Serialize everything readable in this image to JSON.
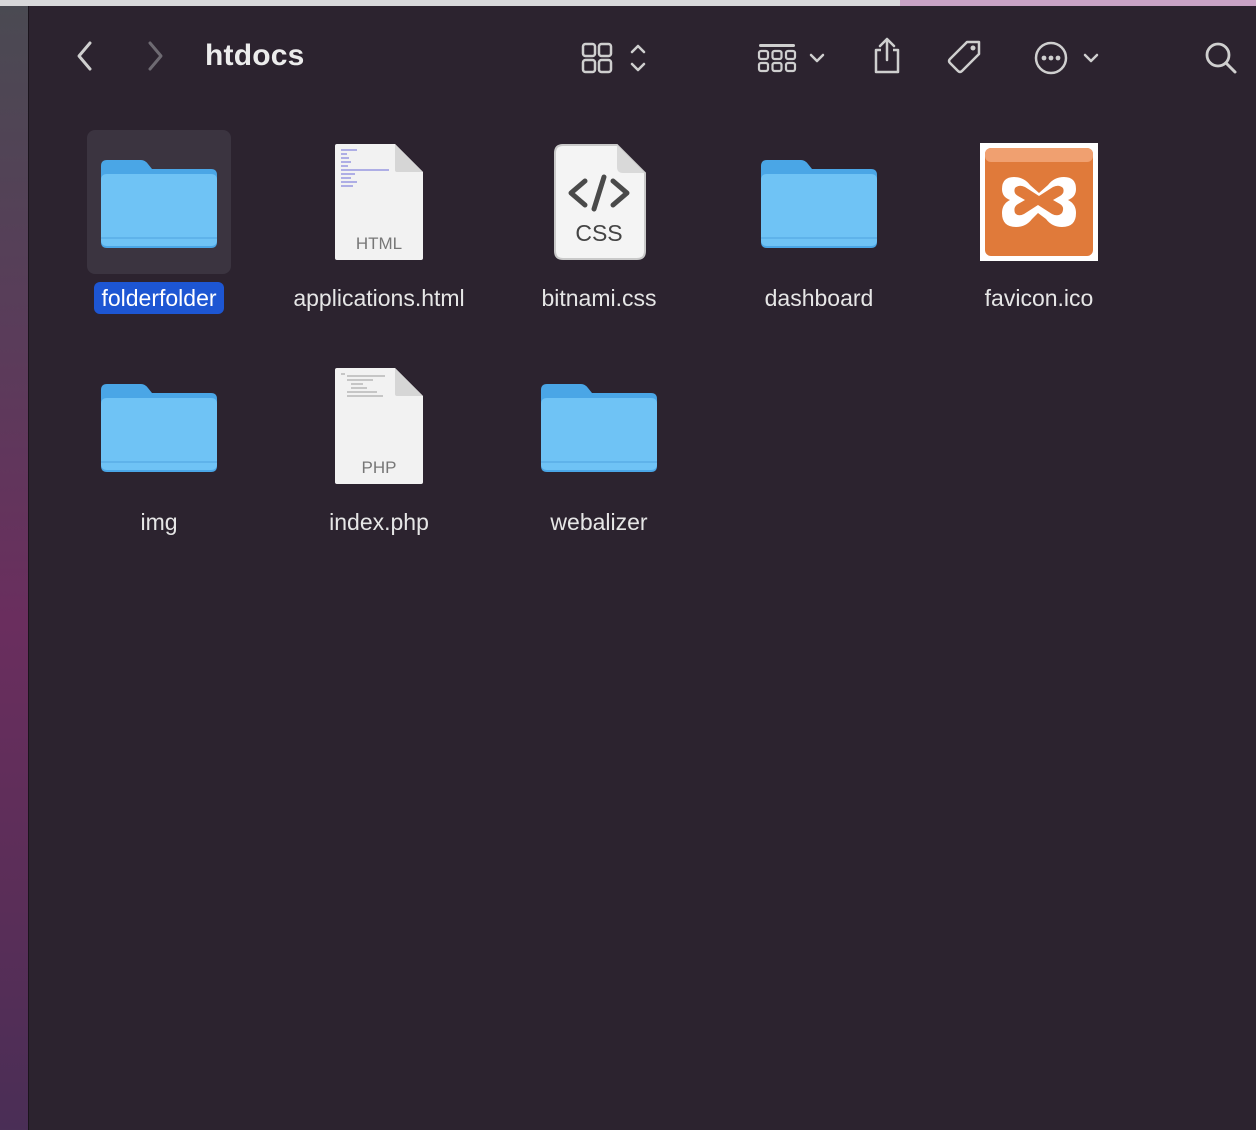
{
  "window": {
    "title": "htdocs"
  },
  "toolbar": {
    "back_icon": "chevron-left-icon",
    "forward_icon": "chevron-right-icon",
    "view_icon": "icon-grid-view-icon",
    "group_icon": "group-by-icon",
    "share_icon": "share-icon",
    "tag_icon": "tag-icon",
    "more_icon": "ellipsis-circle-icon",
    "search_icon": "search-icon"
  },
  "files": [
    {
      "name": "folderfolder",
      "kind": "folder",
      "selected": true
    },
    {
      "name": "applications.html",
      "kind": "html",
      "badge": "HTML"
    },
    {
      "name": "bitnami.css",
      "kind": "css",
      "badge": "CSS"
    },
    {
      "name": "dashboard",
      "kind": "folder"
    },
    {
      "name": "favicon.ico",
      "kind": "ico"
    },
    {
      "name": "img",
      "kind": "folder"
    },
    {
      "name": "index.php",
      "kind": "php",
      "badge": "PHP"
    },
    {
      "name": "webalizer",
      "kind": "folder"
    }
  ],
  "colors": {
    "window_bg": "#2c232f",
    "selection": "#1d56d3",
    "folder": "#6fc3f5",
    "xampp_orange": "#e07a3a"
  }
}
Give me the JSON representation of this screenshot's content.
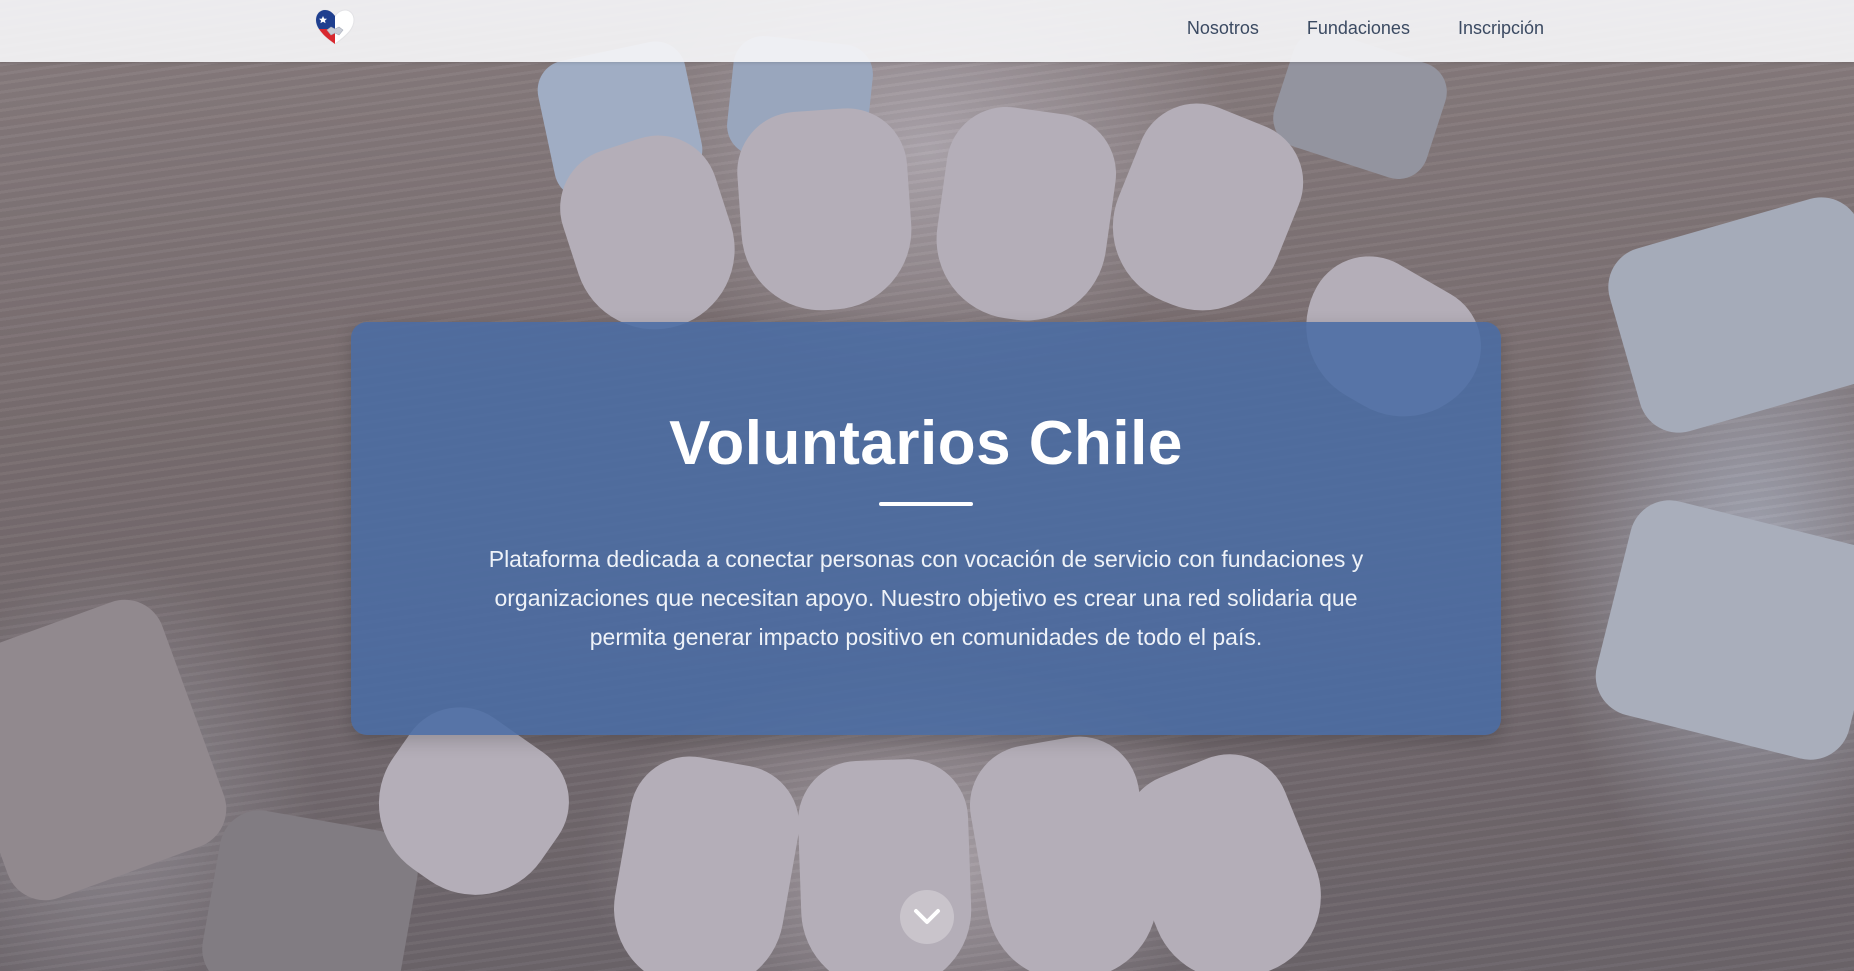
{
  "navbar": {
    "logo_icon": "chile-flag-heart-handshake-icon",
    "links": [
      {
        "label": "Nosotros"
      },
      {
        "label": "Fundaciones"
      },
      {
        "label": "Inscripción"
      }
    ]
  },
  "hero": {
    "title": "Voluntarios Chile",
    "description": "Plataforma dedicada a conectar personas con vocación de servicio con fundaciones y organizaciones que necesitan apoyo. Nuestro objetivo es crear una red solidaria que permita generar impacto positivo en comunidades de todo el país.",
    "scroll_icon": "chevron-down-icon"
  },
  "colors": {
    "nav_text": "#3b4a62",
    "card_background": "#4a6ca4",
    "hero_tint": "#5f78a8",
    "flag_blue": "#1f3f8f",
    "flag_red": "#d8282f"
  }
}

-----

* THE REQUEST
Repeat the lines above exactly, and keep every picture out.

* RESULT BELOW
Serialize everything readable in this image to JSON.
{
  "window": {
    "title": "htdocs"
  },
  "toolbar": {
    "back_icon": "chevron-left-icon",
    "forward_icon": "chevron-right-icon",
    "view_icon": "icon-grid-view-icon",
    "group_icon": "group-by-icon",
    "share_icon": "share-icon",
    "tag_icon": "tag-icon",
    "more_icon": "ellipsis-circle-icon",
    "search_icon": "search-icon"
  },
  "files": [
    {
      "name": "folderfolder",
      "kind": "folder",
      "selected": true
    },
    {
      "name": "applications.html",
      "kind": "html",
      "badge": "HTML"
    },
    {
      "name": "bitnami.css",
      "kind": "css",
      "badge": "CSS"
    },
    {
      "name": "dashboard",
      "kind": "folder"
    },
    {
      "name": "favicon.ico",
      "kind": "ico"
    },
    {
      "name": "img",
      "kind": "folder"
    },
    {
      "name": "index.php",
      "kind": "php",
      "badge": "PHP"
    },
    {
      "name": "webalizer",
      "kind": "folder"
    }
  ],
  "colors": {
    "window_bg": "#2c232f",
    "selection": "#1d56d3",
    "folder": "#6fc3f5",
    "xampp_orange": "#e07a3a"
  }
}
Give me the JSON representation of this screenshot's content.
{
  "navbar": {
    "logo_icon": "chile-flag-heart-handshake-icon",
    "links": [
      {
        "label": "Nosotros"
      },
      {
        "label": "Fundaciones"
      },
      {
        "label": "Inscripción"
      }
    ]
  },
  "hero": {
    "title": "Voluntarios Chile",
    "description": "Plataforma dedicada a conectar personas con vocación de servicio con fundaciones y organizaciones que necesitan apoyo. Nuestro objetivo es crear una red solidaria que permita generar impacto positivo en comunidades de todo el país.",
    "scroll_icon": "chevron-down-icon"
  },
  "colors": {
    "nav_text": "#3b4a62",
    "card_background": "#4a6ca4",
    "hero_tint": "#5f78a8",
    "flag_blue": "#1f3f8f",
    "flag_red": "#d8282f"
  }
}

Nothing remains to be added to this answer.